(What to do) Filter the lines below, copying only those with the string "label".

(Information provided)
- - -

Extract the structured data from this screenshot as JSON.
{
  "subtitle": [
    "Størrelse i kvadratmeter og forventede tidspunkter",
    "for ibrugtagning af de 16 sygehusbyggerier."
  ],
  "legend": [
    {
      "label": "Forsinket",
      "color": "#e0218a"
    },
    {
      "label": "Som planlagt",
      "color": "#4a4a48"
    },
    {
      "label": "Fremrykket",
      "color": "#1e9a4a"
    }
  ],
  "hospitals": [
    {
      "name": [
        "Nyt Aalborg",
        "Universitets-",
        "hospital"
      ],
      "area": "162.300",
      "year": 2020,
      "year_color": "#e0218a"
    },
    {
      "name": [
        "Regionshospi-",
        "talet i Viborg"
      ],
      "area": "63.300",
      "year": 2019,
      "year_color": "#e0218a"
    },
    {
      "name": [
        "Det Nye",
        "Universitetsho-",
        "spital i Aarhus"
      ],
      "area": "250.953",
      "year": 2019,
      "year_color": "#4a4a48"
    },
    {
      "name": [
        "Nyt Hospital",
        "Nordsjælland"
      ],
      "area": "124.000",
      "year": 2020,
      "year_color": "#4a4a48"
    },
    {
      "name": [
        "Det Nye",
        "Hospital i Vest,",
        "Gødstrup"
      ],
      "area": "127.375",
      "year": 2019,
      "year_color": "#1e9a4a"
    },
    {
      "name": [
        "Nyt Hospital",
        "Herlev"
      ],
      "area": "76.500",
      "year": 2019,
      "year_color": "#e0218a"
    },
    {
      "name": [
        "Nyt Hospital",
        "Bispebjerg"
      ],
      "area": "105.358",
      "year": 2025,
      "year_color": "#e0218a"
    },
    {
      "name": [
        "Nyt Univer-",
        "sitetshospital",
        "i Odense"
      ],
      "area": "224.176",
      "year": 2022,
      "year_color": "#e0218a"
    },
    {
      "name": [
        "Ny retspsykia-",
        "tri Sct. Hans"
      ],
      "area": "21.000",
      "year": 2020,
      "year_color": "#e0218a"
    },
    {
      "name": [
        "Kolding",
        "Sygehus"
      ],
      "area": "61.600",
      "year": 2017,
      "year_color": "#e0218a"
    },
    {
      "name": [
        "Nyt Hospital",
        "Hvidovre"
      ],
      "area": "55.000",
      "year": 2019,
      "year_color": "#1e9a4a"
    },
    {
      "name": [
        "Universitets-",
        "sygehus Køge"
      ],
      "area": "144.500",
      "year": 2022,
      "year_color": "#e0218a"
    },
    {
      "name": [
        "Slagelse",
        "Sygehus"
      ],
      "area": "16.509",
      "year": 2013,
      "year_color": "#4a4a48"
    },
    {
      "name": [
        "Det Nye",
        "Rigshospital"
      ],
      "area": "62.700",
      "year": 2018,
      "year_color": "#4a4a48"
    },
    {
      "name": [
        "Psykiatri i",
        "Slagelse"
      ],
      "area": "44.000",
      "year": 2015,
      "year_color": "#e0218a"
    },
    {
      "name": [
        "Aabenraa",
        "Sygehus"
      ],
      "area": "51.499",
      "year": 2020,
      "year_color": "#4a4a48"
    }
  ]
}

- - -

(Reply to the task)
      "label": "Forsinket",
      "label": "Som planlagt",
      "label": "Fremrykket",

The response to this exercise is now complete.